▶ Required task
Select from the records below every line that has the word "text" in it.

▶ Dataset excerpts
■ ■ ■ ■ ■

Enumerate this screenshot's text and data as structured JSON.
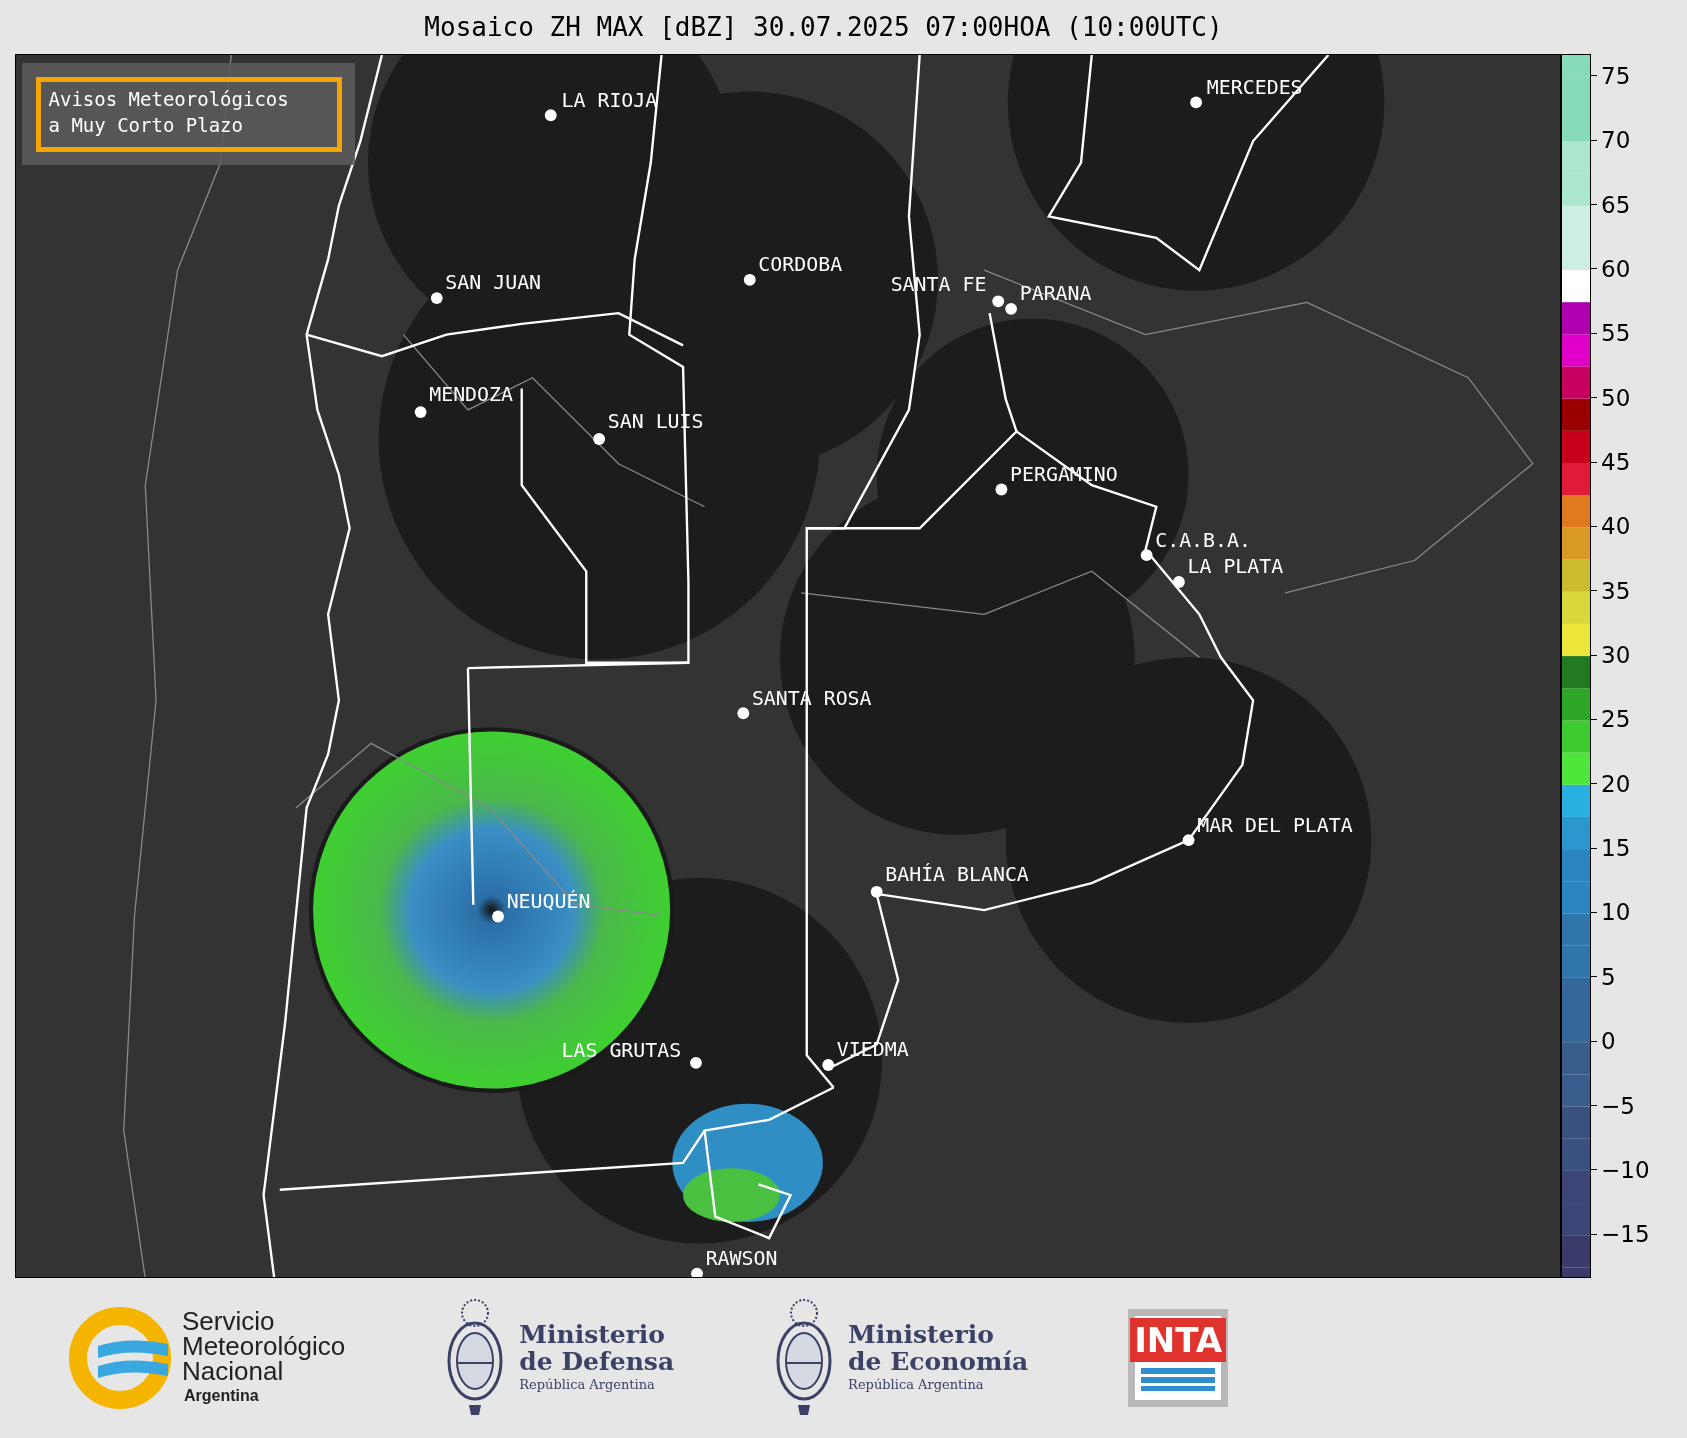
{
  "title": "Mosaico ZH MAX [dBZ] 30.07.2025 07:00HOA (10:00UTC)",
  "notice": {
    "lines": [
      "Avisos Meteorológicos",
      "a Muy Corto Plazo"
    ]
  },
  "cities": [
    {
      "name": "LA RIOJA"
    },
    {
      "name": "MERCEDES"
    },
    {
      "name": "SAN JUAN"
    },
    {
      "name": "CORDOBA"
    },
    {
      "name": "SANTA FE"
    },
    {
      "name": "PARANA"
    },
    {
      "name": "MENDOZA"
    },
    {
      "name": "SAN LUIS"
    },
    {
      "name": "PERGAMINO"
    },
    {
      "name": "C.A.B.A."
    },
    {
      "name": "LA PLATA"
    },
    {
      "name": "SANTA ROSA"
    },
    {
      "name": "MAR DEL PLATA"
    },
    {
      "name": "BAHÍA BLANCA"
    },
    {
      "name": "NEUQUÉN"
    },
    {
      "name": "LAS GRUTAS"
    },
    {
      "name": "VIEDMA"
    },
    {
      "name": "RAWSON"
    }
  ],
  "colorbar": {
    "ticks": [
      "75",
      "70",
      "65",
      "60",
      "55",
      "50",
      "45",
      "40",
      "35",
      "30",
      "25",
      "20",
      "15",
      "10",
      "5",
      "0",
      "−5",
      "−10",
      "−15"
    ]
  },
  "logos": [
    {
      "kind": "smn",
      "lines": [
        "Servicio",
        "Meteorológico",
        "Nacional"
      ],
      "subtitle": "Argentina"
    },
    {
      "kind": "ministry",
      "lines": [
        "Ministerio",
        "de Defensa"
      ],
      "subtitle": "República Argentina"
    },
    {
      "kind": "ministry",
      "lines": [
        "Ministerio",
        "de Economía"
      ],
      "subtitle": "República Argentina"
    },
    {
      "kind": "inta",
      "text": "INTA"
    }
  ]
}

■ ■ ■ ■ ■

▶ Response for this exercise
Enumerate this screenshot's text and data as structured JSON.
      "text": "INTA"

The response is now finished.